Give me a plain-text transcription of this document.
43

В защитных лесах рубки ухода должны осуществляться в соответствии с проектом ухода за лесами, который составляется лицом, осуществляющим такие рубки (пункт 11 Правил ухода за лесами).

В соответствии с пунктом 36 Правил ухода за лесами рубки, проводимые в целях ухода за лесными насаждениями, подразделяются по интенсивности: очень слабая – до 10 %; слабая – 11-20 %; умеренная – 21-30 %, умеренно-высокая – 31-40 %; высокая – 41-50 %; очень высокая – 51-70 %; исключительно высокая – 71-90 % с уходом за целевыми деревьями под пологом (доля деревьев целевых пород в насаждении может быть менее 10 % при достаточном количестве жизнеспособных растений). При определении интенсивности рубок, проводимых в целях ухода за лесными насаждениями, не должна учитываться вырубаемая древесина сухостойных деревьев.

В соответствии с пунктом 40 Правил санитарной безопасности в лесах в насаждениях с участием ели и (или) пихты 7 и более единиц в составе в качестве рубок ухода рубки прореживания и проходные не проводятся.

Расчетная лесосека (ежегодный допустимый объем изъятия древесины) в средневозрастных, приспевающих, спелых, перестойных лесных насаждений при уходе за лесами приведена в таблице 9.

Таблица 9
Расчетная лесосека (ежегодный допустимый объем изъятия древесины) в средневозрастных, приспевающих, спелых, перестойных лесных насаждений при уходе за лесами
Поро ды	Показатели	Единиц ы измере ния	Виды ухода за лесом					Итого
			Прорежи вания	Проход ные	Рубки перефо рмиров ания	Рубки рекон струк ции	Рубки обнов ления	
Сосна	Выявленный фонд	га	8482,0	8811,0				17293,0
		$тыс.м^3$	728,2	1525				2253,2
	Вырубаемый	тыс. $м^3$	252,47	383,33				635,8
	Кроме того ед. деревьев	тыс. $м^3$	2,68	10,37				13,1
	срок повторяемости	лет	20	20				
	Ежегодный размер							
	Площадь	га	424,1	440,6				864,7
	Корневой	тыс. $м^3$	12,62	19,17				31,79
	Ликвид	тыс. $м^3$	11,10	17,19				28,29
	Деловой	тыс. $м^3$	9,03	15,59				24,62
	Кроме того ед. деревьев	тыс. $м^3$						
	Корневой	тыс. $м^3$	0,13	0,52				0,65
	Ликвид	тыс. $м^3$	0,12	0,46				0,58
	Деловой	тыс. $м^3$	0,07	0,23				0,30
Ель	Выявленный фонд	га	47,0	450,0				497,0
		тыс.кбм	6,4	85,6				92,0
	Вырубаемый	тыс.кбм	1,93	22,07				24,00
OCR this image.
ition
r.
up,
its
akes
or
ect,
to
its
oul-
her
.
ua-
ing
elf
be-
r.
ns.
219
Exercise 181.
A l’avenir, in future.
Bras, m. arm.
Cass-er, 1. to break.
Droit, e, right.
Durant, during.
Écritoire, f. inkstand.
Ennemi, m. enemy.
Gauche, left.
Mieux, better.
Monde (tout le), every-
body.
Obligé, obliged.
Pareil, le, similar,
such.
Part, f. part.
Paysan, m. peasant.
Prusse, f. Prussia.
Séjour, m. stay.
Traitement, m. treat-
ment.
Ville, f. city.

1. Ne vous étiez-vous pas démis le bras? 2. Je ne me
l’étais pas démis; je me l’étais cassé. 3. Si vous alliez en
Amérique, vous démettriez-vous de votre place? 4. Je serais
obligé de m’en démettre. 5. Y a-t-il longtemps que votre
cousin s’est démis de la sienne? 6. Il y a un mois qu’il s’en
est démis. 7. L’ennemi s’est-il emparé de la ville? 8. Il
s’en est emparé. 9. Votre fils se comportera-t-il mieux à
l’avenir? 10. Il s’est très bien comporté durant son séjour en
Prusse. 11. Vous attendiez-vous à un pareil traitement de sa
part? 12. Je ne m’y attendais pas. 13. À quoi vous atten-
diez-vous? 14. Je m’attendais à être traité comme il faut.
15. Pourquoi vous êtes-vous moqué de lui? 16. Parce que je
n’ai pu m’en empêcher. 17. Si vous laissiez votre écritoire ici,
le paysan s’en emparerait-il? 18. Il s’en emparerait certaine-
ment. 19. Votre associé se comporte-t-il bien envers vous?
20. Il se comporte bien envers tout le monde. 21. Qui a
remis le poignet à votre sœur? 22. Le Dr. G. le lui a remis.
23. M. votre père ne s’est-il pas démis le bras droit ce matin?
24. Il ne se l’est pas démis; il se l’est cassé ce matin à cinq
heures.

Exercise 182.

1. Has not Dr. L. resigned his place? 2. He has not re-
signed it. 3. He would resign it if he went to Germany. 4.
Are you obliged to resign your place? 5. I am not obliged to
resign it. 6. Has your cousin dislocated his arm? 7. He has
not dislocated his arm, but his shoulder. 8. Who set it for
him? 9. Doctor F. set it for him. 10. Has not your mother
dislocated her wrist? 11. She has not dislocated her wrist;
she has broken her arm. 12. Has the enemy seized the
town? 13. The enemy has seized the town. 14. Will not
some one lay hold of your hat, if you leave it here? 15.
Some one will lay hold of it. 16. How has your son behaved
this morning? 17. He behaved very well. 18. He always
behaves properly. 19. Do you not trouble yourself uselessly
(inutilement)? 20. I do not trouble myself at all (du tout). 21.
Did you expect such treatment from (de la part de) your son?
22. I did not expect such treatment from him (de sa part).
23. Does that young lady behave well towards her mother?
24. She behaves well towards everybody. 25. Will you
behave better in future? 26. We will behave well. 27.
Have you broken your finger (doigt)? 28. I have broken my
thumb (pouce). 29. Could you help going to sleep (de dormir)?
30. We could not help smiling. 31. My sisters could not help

▶ _Task details_: Identify the lines above with the word "Prusse". Copy them.

▶ _Solution to this problem_:
Prusse, f. Prussia.
Prusse. 11. Vous attendiez-vous à un pareil traitement de sa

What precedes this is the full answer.